**Goal of the exercise**
Print the records below exactly as they appear.
------ Extracted information
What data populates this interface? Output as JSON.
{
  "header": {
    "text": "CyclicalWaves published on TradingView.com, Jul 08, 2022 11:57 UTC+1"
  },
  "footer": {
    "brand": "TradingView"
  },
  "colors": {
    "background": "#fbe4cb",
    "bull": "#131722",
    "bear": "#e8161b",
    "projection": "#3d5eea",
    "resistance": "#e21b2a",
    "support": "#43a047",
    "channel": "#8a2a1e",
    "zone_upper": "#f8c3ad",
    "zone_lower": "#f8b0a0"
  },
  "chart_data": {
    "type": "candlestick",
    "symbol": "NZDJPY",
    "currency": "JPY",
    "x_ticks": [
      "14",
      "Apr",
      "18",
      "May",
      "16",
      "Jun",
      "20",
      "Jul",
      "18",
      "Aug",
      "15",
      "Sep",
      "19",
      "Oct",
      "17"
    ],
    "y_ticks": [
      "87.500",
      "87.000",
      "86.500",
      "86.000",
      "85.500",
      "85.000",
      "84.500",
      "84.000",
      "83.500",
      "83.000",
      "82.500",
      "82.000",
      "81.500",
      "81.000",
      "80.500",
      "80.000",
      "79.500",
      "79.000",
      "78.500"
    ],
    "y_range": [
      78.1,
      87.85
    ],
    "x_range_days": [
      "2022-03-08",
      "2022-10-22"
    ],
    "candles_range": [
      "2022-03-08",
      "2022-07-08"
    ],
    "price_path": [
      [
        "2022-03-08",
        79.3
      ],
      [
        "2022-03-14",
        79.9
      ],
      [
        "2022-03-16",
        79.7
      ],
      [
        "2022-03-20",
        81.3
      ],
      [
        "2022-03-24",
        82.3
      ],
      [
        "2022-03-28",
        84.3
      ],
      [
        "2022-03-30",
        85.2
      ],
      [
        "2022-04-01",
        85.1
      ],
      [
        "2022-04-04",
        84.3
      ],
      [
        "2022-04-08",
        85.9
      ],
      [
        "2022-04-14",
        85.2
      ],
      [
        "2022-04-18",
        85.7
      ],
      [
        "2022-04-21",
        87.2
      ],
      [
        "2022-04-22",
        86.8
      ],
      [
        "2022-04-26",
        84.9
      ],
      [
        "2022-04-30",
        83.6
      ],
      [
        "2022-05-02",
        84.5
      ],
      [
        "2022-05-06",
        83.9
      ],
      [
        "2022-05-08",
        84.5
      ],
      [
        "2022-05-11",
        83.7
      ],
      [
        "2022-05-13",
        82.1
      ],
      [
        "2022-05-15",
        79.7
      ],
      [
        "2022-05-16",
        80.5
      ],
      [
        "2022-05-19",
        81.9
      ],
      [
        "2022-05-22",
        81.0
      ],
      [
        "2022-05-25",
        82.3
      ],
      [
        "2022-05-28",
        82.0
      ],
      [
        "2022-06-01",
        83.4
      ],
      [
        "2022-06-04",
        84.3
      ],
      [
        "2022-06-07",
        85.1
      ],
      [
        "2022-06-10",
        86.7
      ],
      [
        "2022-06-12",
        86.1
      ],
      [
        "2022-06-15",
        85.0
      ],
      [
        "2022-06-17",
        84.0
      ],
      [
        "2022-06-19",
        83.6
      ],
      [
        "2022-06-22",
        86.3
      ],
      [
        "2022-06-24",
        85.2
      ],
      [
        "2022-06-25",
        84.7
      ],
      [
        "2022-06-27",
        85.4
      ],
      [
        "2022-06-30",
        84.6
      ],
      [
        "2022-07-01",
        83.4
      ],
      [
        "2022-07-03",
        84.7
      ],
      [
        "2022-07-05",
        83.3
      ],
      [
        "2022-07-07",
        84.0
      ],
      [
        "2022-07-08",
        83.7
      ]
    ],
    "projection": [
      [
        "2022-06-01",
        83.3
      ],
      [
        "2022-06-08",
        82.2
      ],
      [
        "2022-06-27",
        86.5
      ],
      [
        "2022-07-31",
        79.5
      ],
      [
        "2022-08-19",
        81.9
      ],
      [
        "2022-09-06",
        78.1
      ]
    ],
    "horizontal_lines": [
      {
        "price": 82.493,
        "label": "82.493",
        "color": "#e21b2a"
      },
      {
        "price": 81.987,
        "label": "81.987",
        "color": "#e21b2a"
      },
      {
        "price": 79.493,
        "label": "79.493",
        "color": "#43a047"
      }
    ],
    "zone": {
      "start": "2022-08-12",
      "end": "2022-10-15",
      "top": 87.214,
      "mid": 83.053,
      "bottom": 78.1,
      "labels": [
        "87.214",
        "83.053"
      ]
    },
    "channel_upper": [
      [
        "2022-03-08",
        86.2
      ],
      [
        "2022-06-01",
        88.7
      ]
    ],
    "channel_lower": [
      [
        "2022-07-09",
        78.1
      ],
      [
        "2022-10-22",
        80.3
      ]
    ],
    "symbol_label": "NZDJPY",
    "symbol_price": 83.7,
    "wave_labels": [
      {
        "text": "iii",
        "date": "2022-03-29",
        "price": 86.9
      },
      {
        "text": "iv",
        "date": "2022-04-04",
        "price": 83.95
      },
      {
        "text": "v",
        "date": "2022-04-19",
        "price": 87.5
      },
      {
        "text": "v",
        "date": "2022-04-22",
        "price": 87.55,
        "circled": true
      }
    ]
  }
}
------------
**Right answer**
What data populates this interface? Output as JSON.
{
  "header": {
    "text": "CyclicalWaves published on TradingView.com, Jul 08, 2022 11:57 UTC+1"
  },
  "footer": {
    "brand": "TradingView"
  },
  "colors": {
    "background": "#fbe4cb",
    "bull": "#131722",
    "bear": "#e8161b",
    "projection": "#3d5eea",
    "resistance": "#e21b2a",
    "support": "#43a047",
    "channel": "#8a2a1e",
    "zone_upper": "#f8c3ad",
    "zone_lower": "#f8b0a0"
  },
  "chart_data": {
    "type": "candlestick",
    "symbol": "NZDJPY",
    "currency": "JPY",
    "x_ticks": [
      "14",
      "Apr",
      "18",
      "May",
      "16",
      "Jun",
      "20",
      "Jul",
      "18",
      "Aug",
      "15",
      "Sep",
      "19",
      "Oct",
      "17"
    ],
    "y_ticks": [
      "87.500",
      "87.000",
      "86.500",
      "86.000",
      "85.500",
      "85.000",
      "84.500",
      "84.000",
      "83.500",
      "83.000",
      "82.500",
      "82.000",
      "81.500",
      "81.000",
      "80.500",
      "80.000",
      "79.500",
      "79.000",
      "78.500"
    ],
    "y_range": [
      78.1,
      87.85
    ],
    "x_range_days": [
      "2022-03-08",
      "2022-10-22"
    ],
    "candles_range": [
      "2022-03-08",
      "2022-07-08"
    ],
    "price_path": [
      [
        "2022-03-08",
        79.3
      ],
      [
        "2022-03-14",
        79.9
      ],
      [
        "2022-03-16",
        79.7
      ],
      [
        "2022-03-20",
        81.3
      ],
      [
        "2022-03-24",
        82.3
      ],
      [
        "2022-03-28",
        84.3
      ],
      [
        "2022-03-30",
        85.2
      ],
      [
        "2022-04-01",
        85.1
      ],
      [
        "2022-04-04",
        84.3
      ],
      [
        "2022-04-08",
        85.9
      ],
      [
        "2022-04-14",
        85.2
      ],
      [
        "2022-04-18",
        85.7
      ],
      [
        "2022-04-21",
        87.2
      ],
      [
        "2022-04-22",
        86.8
      ],
      [
        "2022-04-26",
        84.9
      ],
      [
        "2022-04-30",
        83.6
      ],
      [
        "2022-05-02",
        84.5
      ],
      [
        "2022-05-06",
        83.9
      ],
      [
        "2022-05-08",
        84.5
      ],
      [
        "2022-05-11",
        83.7
      ],
      [
        "2022-05-13",
        82.1
      ],
      [
        "2022-05-15",
        79.7
      ],
      [
        "2022-05-16",
        80.5
      ],
      [
        "2022-05-19",
        81.9
      ],
      [
        "2022-05-22",
        81.0
      ],
      [
        "2022-05-25",
        82.3
      ],
      [
        "2022-05-28",
        82.0
      ],
      [
        "2022-06-01",
        83.4
      ],
      [
        "2022-06-04",
        84.3
      ],
      [
        "2022-06-07",
        85.1
      ],
      [
        "2022-06-10",
        86.7
      ],
      [
        "2022-06-12",
        86.1
      ],
      [
        "2022-06-15",
        85.0
      ],
      [
        "2022-06-17",
        84.0
      ],
      [
        "2022-06-19",
        83.6
      ],
      [
        "2022-06-22",
        86.3
      ],
      [
        "2022-06-24",
        85.2
      ],
      [
        "2022-06-25",
        84.7
      ],
      [
        "2022-06-27",
        85.4
      ],
      [
        "2022-06-30",
        84.6
      ],
      [
        "2022-07-01",
        83.4
      ],
      [
        "2022-07-03",
        84.7
      ],
      [
        "2022-07-05",
        83.3
      ],
      [
        "2022-07-07",
        84.0
      ],
      [
        "2022-07-08",
        83.7
      ]
    ],
    "projection": [
      [
        "2022-06-01",
        83.3
      ],
      [
        "2022-06-08",
        82.2
      ],
      [
        "2022-06-27",
        86.5
      ],
      [
        "2022-07-31",
        79.5
      ],
      [
        "2022-08-19",
        81.9
      ],
      [
        "2022-09-06",
        78.1
      ]
    ],
    "horizontal_lines": [
      {
        "price": 82.493,
        "label": "82.493",
        "color": "#e21b2a"
      },
      {
        "price": 81.987,
        "label": "81.987",
        "color": "#e21b2a"
      },
      {
        "price": 79.493,
        "label": "79.493",
        "color": "#43a047"
      }
    ],
    "zone": {
      "start": "2022-08-12",
      "end": "2022-10-15",
      "top": 87.214,
      "mid": 83.053,
      "bottom": 78.1,
      "labels": [
        "87.214",
        "83.053"
      ]
    },
    "channel_upper": [
      [
        "2022-03-08",
        86.2
      ],
      [
        "2022-06-01",
        88.7
      ]
    ],
    "channel_lower": [
      [
        "2022-07-09",
        78.1
      ],
      [
        "2022-10-22",
        80.3
      ]
    ],
    "symbol_label": "NZDJPY",
    "symbol_price": 83.7,
    "wave_labels": [
      {
        "text": "iii",
        "date": "2022-03-29",
        "price": 86.9
      },
      {
        "text": "iv",
        "date": "2022-04-04",
        "price": 83.95
      },
      {
        "text": "v",
        "date": "2022-04-19",
        "price": 87.5
      },
      {
        "text": "v",
        "date": "2022-04-22",
        "price": 87.55,
        "circled": true
      }
    ]
  }
}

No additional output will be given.